• _TO BE DONE_:
Rewrite the data below, replacing every "y-tick-label" with "y-axis-label" and leaving everything else unchanged.

• _RAW RECORDS_:
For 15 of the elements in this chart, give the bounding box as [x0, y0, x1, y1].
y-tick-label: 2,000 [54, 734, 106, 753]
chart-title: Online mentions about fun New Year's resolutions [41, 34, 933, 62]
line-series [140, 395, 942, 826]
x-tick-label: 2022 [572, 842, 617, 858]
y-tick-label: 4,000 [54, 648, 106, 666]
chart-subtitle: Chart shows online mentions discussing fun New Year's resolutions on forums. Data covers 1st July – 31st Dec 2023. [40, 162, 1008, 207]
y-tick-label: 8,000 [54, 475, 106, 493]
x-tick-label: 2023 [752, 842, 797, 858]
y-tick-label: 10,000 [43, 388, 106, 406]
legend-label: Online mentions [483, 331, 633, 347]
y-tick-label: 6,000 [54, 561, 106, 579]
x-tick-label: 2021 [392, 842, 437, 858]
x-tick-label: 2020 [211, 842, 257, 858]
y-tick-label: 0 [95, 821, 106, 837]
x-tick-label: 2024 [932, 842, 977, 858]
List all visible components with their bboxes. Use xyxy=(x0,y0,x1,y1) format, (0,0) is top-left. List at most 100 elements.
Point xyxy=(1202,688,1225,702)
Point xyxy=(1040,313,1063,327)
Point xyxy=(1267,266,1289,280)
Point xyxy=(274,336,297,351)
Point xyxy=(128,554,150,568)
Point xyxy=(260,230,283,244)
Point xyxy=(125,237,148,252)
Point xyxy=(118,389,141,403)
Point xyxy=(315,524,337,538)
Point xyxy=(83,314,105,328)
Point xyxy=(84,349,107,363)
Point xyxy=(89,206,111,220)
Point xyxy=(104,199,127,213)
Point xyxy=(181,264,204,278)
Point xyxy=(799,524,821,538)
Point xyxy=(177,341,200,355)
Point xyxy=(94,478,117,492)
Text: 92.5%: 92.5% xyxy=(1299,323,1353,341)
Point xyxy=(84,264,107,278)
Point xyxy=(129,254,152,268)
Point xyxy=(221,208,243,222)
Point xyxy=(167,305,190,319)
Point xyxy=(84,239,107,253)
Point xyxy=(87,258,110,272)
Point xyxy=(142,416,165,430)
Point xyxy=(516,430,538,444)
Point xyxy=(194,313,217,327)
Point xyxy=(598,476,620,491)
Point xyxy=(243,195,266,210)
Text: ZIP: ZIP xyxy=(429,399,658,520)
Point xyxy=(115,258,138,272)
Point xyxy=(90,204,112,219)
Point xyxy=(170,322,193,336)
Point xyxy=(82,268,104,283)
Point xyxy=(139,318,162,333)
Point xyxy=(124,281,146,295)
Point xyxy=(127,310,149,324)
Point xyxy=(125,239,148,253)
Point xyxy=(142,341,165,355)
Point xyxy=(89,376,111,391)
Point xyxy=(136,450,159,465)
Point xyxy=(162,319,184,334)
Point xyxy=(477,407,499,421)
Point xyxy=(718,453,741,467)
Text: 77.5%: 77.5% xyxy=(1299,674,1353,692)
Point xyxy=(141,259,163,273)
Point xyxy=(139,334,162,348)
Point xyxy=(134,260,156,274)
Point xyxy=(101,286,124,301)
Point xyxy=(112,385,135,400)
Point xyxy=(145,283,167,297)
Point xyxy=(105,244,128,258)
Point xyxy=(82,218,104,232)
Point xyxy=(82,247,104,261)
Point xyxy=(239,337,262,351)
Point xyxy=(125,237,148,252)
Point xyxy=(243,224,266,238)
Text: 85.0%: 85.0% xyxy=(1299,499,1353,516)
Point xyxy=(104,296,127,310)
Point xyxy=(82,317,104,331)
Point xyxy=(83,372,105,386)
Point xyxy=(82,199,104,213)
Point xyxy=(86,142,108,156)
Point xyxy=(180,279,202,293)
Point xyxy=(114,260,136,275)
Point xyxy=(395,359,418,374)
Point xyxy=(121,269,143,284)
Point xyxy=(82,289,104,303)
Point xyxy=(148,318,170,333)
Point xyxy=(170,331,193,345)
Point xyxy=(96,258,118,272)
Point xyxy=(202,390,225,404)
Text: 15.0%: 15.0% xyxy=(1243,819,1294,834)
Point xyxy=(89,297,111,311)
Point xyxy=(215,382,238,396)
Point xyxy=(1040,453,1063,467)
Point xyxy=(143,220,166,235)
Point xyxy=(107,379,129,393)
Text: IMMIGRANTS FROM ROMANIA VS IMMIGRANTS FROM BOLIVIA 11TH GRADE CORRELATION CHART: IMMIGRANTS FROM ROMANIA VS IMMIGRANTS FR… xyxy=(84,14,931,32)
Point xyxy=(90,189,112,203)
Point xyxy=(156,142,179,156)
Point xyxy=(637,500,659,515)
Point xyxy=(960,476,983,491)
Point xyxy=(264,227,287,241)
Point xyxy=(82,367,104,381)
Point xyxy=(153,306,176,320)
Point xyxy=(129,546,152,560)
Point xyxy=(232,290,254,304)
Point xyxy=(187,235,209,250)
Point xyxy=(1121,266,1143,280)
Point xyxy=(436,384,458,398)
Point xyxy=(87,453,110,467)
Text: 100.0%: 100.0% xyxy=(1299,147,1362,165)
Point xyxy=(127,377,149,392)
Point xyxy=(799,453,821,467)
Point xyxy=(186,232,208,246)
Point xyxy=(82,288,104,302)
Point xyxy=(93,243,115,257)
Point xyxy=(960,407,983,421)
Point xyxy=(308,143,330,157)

• _SOLUTION_:
For 15 of the elements in this chart, give the bounding box as [x0, y0, x1, y1].
y-axis-label: 2,000 [54, 734, 106, 753]
chart-title: Online mentions about fun New Year's resolutions [41, 34, 933, 62]
line-series [140, 395, 942, 826]
x-tick-label: 2022 [572, 842, 617, 858]
y-axis-label: 4,000 [54, 648, 106, 666]
chart-subtitle: Chart shows online mentions discussing fun New Year's resolutions on forums. Data covers 1st July – 31st Dec 2023. [40, 162, 1008, 207]
y-axis-label: 8,000 [54, 475, 106, 493]
x-tick-label: 2023 [752, 842, 797, 858]
y-axis-label: 10,000 [43, 388, 106, 406]
legend-label: Online mentions [483, 331, 633, 347]
y-axis-label: 6,000 [54, 561, 106, 579]
x-tick-label: 2021 [392, 842, 437, 858]
x-tick-label: 2020 [211, 842, 257, 858]
y-axis-label: 0 [95, 821, 106, 837]
x-tick-label: 2024 [932, 842, 977, 858]
List all visible components with their bboxes. Use xyxy=(x0,y0,x1,y1) format, (0,0) is top-left. List at most 100 elements.
Point xyxy=(1202,688,1225,702)
Point xyxy=(1040,313,1063,327)
Point xyxy=(1267,266,1289,280)
Point xyxy=(274,336,297,351)
Point xyxy=(128,554,150,568)
Point xyxy=(260,230,283,244)
Point xyxy=(125,237,148,252)
Point xyxy=(118,389,141,403)
Point xyxy=(315,524,337,538)
Point xyxy=(83,314,105,328)
Point xyxy=(84,349,107,363)
Point xyxy=(89,206,111,220)
Point xyxy=(104,199,127,213)
Point xyxy=(181,264,204,278)
Point xyxy=(799,524,821,538)
Point xyxy=(177,341,200,355)
Point xyxy=(94,478,117,492)
Text: 92.5%: 92.5% xyxy=(1299,323,1353,341)
Point xyxy=(84,264,107,278)
Point xyxy=(129,254,152,268)
Point xyxy=(221,208,243,222)
Point xyxy=(167,305,190,319)
Point xyxy=(84,239,107,253)
Point xyxy=(87,258,110,272)
Point xyxy=(142,416,165,430)
Point xyxy=(516,430,538,444)
Point xyxy=(194,313,217,327)
Point xyxy=(598,476,620,491)
Point xyxy=(243,195,266,210)
Text: ZIP: ZIP xyxy=(429,399,658,520)
Point xyxy=(115,258,138,272)
Point xyxy=(90,204,112,219)
Point xyxy=(170,322,193,336)
Point xyxy=(82,268,104,283)
Point xyxy=(139,318,162,333)
Point xyxy=(124,281,146,295)
Point xyxy=(127,310,149,324)
Point xyxy=(125,239,148,253)
Point xyxy=(142,341,165,355)
Point xyxy=(89,376,111,391)
Point xyxy=(136,450,159,465)
Point xyxy=(162,319,184,334)
Point xyxy=(477,407,499,421)
Point xyxy=(718,453,741,467)
Text: 77.5%: 77.5% xyxy=(1299,674,1353,692)
Point xyxy=(141,259,163,273)
Point xyxy=(139,334,162,348)
Point xyxy=(134,260,156,274)
Point xyxy=(101,286,124,301)
Point xyxy=(112,385,135,400)
Point xyxy=(145,283,167,297)
Point xyxy=(105,244,128,258)
Point xyxy=(82,218,104,232)
Point xyxy=(82,247,104,261)
Point xyxy=(239,337,262,351)
Point xyxy=(125,237,148,252)
Point xyxy=(243,224,266,238)
Text: 85.0%: 85.0% xyxy=(1299,499,1353,516)
Point xyxy=(104,296,127,310)
Point xyxy=(82,317,104,331)
Point xyxy=(83,372,105,386)
Point xyxy=(82,199,104,213)
Point xyxy=(86,142,108,156)
Point xyxy=(180,279,202,293)
Point xyxy=(114,260,136,275)
Point xyxy=(395,359,418,374)
Point xyxy=(121,269,143,284)
Point xyxy=(82,289,104,303)
Point xyxy=(148,318,170,333)
Point xyxy=(170,331,193,345)
Point xyxy=(96,258,118,272)
Point xyxy=(202,390,225,404)
Text: 15.0%: 15.0% xyxy=(1243,819,1294,834)
Point xyxy=(89,297,111,311)
Point xyxy=(215,382,238,396)
Point xyxy=(1040,453,1063,467)
Point xyxy=(143,220,166,235)
Point xyxy=(107,379,129,393)
Text: IMMIGRANTS FROM ROMANIA VS IMMIGRANTS FROM BOLIVIA 11TH GRADE CORRELATION CHART: IMMIGRANTS FROM ROMANIA VS IMMIGRANTS FR… xyxy=(84,14,931,32)
Point xyxy=(90,189,112,203)
Point xyxy=(156,142,179,156)
Point xyxy=(637,500,659,515)
Point xyxy=(960,476,983,491)
Point xyxy=(264,227,287,241)
Point xyxy=(82,367,104,381)
Point xyxy=(153,306,176,320)
Point xyxy=(129,546,152,560)
Point xyxy=(232,290,254,304)
Point xyxy=(187,235,209,250)
Point xyxy=(1121,266,1143,280)
Point xyxy=(436,384,458,398)
Point xyxy=(87,453,110,467)
Text: 100.0%: 100.0% xyxy=(1299,147,1362,165)
Point xyxy=(127,377,149,392)
Point xyxy=(799,453,821,467)
Point xyxy=(186,232,208,246)
Point xyxy=(82,288,104,302)
Point xyxy=(93,243,115,257)
Point xyxy=(960,407,983,421)
Point xyxy=(308,143,330,157)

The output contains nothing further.